• Given instruction:
Copy all lines below exactly as written. Leave pictures out.
++++ Material for this task
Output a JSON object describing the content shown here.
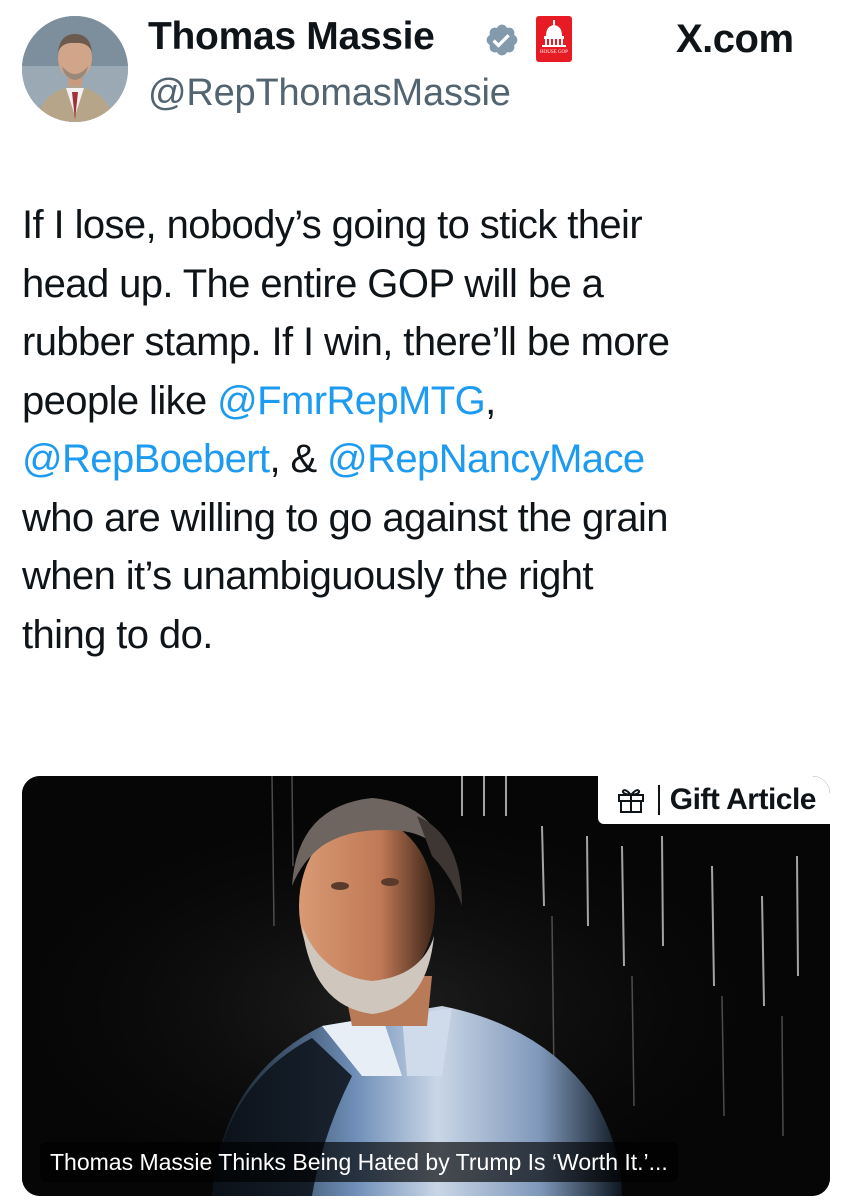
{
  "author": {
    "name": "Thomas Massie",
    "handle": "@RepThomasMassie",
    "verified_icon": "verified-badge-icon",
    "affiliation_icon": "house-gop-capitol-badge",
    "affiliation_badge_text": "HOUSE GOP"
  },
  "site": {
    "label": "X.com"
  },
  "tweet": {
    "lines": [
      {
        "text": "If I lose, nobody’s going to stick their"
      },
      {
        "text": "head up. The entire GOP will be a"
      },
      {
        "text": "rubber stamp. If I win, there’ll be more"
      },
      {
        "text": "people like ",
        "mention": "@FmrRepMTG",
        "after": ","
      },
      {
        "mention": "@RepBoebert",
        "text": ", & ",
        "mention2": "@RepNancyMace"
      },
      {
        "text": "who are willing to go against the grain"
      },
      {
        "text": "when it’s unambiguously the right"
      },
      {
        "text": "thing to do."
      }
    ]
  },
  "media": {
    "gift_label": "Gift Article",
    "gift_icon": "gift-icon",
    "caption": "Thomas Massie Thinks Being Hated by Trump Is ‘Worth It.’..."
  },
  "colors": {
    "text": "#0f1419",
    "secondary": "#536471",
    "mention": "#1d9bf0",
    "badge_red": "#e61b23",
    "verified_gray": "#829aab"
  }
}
++++++++
• Correct answer:
Output a JSON object describing the content shown here.
{
  "author": {
    "name": "Thomas Massie",
    "handle": "@RepThomasMassie",
    "verified_icon": "verified-badge-icon",
    "affiliation_icon": "house-gop-capitol-badge",
    "affiliation_badge_text": "HOUSE GOP"
  },
  "site": {
    "label": "X.com"
  },
  "tweet": {
    "lines": [
      {
        "text": "If I lose, nobody’s going to stick their"
      },
      {
        "text": "head up. The entire GOP will be a"
      },
      {
        "text": "rubber stamp. If I win, there’ll be more"
      },
      {
        "text": "people like ",
        "mention": "@FmrRepMTG",
        "after": ","
      },
      {
        "mention": "@RepBoebert",
        "text": ", & ",
        "mention2": "@RepNancyMace"
      },
      {
        "text": "who are willing to go against the grain"
      },
      {
        "text": "when it’s unambiguously the right"
      },
      {
        "text": "thing to do."
      }
    ]
  },
  "media": {
    "gift_label": "Gift Article",
    "gift_icon": "gift-icon",
    "caption": "Thomas Massie Thinks Being Hated by Trump Is ‘Worth It.’..."
  },
  "colors": {
    "text": "#0f1419",
    "secondary": "#536471",
    "mention": "#1d9bf0",
    "badge_red": "#e61b23",
    "verified_gray": "#829aab"
  }
}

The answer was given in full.